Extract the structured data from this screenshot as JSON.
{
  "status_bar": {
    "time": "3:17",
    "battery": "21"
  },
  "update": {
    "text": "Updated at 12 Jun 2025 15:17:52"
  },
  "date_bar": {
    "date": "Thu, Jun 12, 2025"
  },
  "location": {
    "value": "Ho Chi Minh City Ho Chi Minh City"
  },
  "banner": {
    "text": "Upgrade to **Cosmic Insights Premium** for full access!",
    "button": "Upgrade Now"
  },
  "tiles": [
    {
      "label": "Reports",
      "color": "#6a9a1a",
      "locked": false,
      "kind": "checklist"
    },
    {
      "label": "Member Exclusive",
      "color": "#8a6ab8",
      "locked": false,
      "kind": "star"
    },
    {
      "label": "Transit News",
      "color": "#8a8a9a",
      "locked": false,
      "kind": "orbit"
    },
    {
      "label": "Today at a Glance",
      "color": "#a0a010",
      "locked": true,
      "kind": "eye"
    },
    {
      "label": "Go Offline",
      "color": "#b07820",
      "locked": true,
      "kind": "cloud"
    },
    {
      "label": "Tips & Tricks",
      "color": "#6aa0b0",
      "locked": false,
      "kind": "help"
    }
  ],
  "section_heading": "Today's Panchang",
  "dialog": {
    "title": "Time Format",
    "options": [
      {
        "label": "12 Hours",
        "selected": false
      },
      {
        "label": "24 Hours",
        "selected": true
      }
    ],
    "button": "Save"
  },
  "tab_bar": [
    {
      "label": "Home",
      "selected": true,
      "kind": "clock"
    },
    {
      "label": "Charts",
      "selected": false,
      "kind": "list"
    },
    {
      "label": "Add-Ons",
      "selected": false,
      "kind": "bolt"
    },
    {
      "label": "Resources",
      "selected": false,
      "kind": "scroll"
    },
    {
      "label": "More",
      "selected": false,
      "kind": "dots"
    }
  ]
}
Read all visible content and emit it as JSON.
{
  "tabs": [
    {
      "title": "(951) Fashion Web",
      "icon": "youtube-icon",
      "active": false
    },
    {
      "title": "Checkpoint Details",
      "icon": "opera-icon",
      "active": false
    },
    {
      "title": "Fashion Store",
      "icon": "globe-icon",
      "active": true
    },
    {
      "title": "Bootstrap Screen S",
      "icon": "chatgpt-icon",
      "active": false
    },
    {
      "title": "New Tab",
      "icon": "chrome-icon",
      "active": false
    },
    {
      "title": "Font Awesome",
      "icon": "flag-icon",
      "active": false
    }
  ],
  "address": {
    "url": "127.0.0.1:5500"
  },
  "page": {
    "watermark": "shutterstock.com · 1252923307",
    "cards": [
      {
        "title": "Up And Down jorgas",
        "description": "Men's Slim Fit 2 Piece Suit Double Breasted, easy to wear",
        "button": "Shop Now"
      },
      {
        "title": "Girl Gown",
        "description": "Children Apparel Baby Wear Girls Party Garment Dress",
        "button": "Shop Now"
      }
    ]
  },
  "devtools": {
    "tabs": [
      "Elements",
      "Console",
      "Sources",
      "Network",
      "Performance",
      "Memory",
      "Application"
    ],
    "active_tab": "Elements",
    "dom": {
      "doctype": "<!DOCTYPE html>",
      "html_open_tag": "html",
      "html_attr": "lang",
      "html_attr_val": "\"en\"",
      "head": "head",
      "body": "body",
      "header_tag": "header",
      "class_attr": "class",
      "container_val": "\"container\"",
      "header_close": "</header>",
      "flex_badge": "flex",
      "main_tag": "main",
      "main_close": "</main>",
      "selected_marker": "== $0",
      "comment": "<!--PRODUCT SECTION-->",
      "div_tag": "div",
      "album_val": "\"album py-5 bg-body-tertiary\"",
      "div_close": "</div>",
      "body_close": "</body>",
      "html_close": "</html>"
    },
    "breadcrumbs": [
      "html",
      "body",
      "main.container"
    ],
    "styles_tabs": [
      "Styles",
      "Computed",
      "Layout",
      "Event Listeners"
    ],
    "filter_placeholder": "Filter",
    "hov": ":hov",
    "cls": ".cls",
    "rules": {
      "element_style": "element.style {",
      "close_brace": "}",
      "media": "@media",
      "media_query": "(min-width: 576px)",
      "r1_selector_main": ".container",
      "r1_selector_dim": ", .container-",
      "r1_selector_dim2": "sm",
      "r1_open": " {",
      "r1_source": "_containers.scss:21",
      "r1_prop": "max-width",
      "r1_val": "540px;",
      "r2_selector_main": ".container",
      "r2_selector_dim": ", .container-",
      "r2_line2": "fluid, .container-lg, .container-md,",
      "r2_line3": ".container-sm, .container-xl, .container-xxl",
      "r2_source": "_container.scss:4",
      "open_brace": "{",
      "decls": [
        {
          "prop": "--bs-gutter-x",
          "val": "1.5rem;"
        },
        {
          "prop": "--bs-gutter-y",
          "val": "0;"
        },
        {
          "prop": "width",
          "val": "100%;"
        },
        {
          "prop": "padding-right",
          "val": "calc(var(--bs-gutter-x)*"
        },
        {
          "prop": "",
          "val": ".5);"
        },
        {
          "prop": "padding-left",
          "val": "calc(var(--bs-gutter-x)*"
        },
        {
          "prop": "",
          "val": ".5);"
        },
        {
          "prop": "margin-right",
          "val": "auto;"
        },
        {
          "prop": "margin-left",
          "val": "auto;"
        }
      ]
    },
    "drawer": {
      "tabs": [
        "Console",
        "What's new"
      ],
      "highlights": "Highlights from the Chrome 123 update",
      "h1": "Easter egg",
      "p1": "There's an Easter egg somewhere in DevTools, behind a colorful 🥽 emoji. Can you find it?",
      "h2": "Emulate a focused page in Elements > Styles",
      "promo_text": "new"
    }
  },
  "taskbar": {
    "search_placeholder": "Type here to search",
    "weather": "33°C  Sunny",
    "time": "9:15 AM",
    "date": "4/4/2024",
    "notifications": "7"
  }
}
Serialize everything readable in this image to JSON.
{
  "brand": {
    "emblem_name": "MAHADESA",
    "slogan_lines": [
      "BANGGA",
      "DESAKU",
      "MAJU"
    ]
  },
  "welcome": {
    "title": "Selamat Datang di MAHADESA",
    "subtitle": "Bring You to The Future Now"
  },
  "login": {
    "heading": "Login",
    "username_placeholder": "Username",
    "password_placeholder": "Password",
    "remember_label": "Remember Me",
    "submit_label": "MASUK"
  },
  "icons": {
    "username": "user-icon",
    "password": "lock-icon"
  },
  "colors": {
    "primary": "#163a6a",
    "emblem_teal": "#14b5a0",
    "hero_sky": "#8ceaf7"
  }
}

### GIVEN TASK
How many lines of the listing above include the word "this"? Reply with the number alone.

### EXERCISE RESPONSE
2